*SUPPLIED RECORDS*
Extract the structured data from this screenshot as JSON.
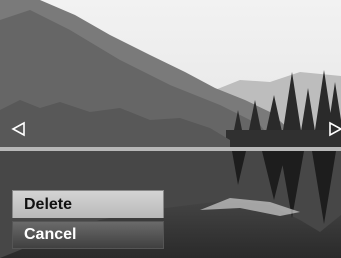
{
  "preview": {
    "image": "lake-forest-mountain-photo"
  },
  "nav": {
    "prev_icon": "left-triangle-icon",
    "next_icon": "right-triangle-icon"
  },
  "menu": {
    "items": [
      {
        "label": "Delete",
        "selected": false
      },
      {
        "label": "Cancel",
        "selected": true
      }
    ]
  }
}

*EXERCISE BRIEF*
Copy every line above word for word and exclude the pictures.

*THE REPLY*
Extract the structured data from this screenshot as JSON.
{
  "preview": {
    "image": "lake-forest-mountain-photo"
  },
  "nav": {
    "prev_icon": "left-triangle-icon",
    "next_icon": "right-triangle-icon"
  },
  "menu": {
    "items": [
      {
        "label": "Delete",
        "selected": false
      },
      {
        "label": "Cancel",
        "selected": true
      }
    ]
  }
}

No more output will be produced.